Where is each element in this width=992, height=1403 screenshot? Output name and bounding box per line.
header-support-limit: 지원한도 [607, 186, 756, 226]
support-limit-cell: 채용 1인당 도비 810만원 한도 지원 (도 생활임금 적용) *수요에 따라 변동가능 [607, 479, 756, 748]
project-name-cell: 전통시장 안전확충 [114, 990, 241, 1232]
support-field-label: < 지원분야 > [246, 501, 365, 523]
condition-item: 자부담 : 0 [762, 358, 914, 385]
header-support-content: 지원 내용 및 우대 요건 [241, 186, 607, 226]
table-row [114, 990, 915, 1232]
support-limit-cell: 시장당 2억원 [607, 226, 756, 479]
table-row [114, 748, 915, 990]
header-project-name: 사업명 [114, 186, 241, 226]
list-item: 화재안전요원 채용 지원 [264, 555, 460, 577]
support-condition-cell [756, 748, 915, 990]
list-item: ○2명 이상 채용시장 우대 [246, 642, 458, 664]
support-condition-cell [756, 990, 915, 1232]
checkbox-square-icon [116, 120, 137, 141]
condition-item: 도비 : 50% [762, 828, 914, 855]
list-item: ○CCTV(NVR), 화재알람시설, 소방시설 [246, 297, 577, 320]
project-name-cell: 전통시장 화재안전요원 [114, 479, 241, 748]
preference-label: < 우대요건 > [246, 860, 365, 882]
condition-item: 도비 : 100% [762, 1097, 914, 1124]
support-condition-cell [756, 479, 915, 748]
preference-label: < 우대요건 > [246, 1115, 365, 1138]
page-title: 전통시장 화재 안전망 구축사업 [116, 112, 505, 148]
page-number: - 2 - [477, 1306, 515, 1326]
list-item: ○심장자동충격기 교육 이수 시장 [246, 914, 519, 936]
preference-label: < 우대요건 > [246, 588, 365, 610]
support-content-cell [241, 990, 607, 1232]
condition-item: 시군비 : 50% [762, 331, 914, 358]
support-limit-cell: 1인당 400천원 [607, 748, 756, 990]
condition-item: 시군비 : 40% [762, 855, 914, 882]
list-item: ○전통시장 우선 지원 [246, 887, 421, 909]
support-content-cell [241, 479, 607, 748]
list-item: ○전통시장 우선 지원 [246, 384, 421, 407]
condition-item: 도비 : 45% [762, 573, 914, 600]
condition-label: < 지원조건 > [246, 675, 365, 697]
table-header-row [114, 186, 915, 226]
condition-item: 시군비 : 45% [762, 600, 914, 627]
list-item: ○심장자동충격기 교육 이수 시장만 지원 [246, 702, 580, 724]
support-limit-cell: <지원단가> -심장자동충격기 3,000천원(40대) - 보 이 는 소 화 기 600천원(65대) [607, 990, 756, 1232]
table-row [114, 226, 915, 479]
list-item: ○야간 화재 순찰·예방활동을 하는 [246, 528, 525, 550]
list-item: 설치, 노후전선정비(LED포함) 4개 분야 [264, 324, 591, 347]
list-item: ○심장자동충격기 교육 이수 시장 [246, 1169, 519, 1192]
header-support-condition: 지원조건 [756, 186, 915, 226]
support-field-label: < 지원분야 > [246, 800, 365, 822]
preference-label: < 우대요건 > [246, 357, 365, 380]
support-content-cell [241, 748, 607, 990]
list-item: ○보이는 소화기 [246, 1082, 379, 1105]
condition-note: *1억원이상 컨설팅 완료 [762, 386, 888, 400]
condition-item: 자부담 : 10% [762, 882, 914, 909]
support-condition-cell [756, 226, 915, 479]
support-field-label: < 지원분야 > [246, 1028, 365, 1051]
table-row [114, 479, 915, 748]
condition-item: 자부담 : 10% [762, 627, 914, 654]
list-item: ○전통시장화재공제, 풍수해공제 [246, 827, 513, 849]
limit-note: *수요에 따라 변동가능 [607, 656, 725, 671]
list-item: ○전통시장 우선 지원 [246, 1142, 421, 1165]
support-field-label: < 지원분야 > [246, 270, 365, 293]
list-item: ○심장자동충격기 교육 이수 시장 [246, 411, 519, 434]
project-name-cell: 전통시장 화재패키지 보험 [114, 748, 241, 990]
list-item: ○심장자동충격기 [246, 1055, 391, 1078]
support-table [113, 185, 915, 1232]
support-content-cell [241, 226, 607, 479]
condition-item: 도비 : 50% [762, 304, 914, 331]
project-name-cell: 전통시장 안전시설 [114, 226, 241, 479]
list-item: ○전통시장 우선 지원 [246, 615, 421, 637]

Exercise description:
Rewrite all of the lines above, changing every "list-item" to "bullet-item" and leaving everything else untouched.

Reply to the task:
Where is each element in this width=992, height=1403 screenshot? Output name and bounding box per line.
header-support-limit: 지원한도 [607, 186, 756, 226]
support-limit-cell: 채용 1인당 도비 810만원 한도 지원 (도 생활임금 적용) *수요에 따라 변동가능 [607, 479, 756, 748]
project-name-cell: 전통시장 안전확충 [114, 990, 241, 1232]
support-field-label: < 지원분야 > [246, 501, 365, 523]
condition-item: 자부담 : 0 [762, 358, 914, 385]
header-support-content: 지원 내용 및 우대 요건 [241, 186, 607, 226]
table-row [114, 990, 915, 1232]
support-limit-cell: 시장당 2억원 [607, 226, 756, 479]
table-row [114, 748, 915, 990]
header-project-name: 사업명 [114, 186, 241, 226]
bullet-item: 화재안전요원 채용 지원 [264, 555, 460, 577]
support-condition-cell [756, 748, 915, 990]
bullet-item: ○2명 이상 채용시장 우대 [246, 642, 458, 664]
support-condition-cell [756, 990, 915, 1232]
checkbox-square-icon [116, 120, 137, 141]
condition-item: 도비 : 50% [762, 828, 914, 855]
bullet-item: ○CCTV(NVR), 화재알람시설, 소방시설 [246, 297, 577, 320]
project-name-cell: 전통시장 화재안전요원 [114, 479, 241, 748]
preference-label: < 우대요건 > [246, 860, 365, 882]
condition-item: 도비 : 100% [762, 1097, 914, 1124]
support-condition-cell [756, 479, 915, 748]
preference-label: < 우대요건 > [246, 1115, 365, 1138]
page-title: 전통시장 화재 안전망 구축사업 [116, 112, 505, 148]
page-number: - 2 - [477, 1306, 515, 1326]
bullet-item: ○심장자동충격기 교육 이수 시장 [246, 914, 519, 936]
preference-label: < 우대요건 > [246, 588, 365, 610]
support-content-cell [241, 990, 607, 1232]
condition-item: 시군비 : 50% [762, 331, 914, 358]
support-limit-cell: 1인당 400천원 [607, 748, 756, 990]
condition-item: 시군비 : 40% [762, 855, 914, 882]
bullet-item: ○전통시장 우선 지원 [246, 887, 421, 909]
support-content-cell [241, 479, 607, 748]
bullet-item: ○전통시장 우선 지원 [246, 384, 421, 407]
condition-item: 도비 : 45% [762, 573, 914, 600]
condition-label: < 지원조건 > [246, 675, 365, 697]
table-header-row [114, 186, 915, 226]
condition-item: 시군비 : 45% [762, 600, 914, 627]
bullet-item: ○심장자동충격기 교육 이수 시장만 지원 [246, 702, 580, 724]
support-limit-cell: <지원단가> -심장자동충격기 3,000천원(40대) - 보 이 는 소 화 기 600천원(65대) [607, 990, 756, 1232]
table-row [114, 226, 915, 479]
bullet-item: ○야간 화재 순찰·예방활동을 하는 [246, 528, 525, 550]
bullet-item: 설치, 노후전선정비(LED포함) 4개 분야 [264, 324, 591, 347]
bullet-item: ○심장자동충격기 교육 이수 시장 [246, 1169, 519, 1192]
header-support-condition: 지원조건 [756, 186, 915, 226]
support-field-label: < 지원분야 > [246, 800, 365, 822]
preference-label: < 우대요건 > [246, 357, 365, 380]
support-content-cell [241, 748, 607, 990]
bullet-item: ○보이는 소화기 [246, 1082, 379, 1105]
condition-note: *1억원이상 컨설팅 완료 [762, 386, 888, 400]
condition-item: 자부담 : 10% [762, 882, 914, 909]
support-condition-cell [756, 226, 915, 479]
support-field-label: < 지원분야 > [246, 1028, 365, 1051]
table-row [114, 479, 915, 748]
condition-item: 자부담 : 10% [762, 627, 914, 654]
bullet-item: ○전통시장화재공제, 풍수해공제 [246, 827, 513, 849]
limit-note: *수요에 따라 변동가능 [607, 656, 725, 671]
bullet-item: ○전통시장 우선 지원 [246, 1142, 421, 1165]
support-field-label: < 지원분야 > [246, 270, 365, 293]
bullet-item: ○심장자동충격기 교육 이수 시장 [246, 411, 519, 434]
project-name-cell: 전통시장 화재패키지 보험 [114, 748, 241, 990]
bullet-item: ○심장자동충격기 [246, 1055, 391, 1078]
support-table [113, 185, 915, 1232]
support-content-cell [241, 226, 607, 479]
condition-item: 도비 : 50% [762, 304, 914, 331]
project-name-cell: 전통시장 안전시설 [114, 226, 241, 479]
bullet-item: ○전통시장 우선 지원 [246, 615, 421, 637]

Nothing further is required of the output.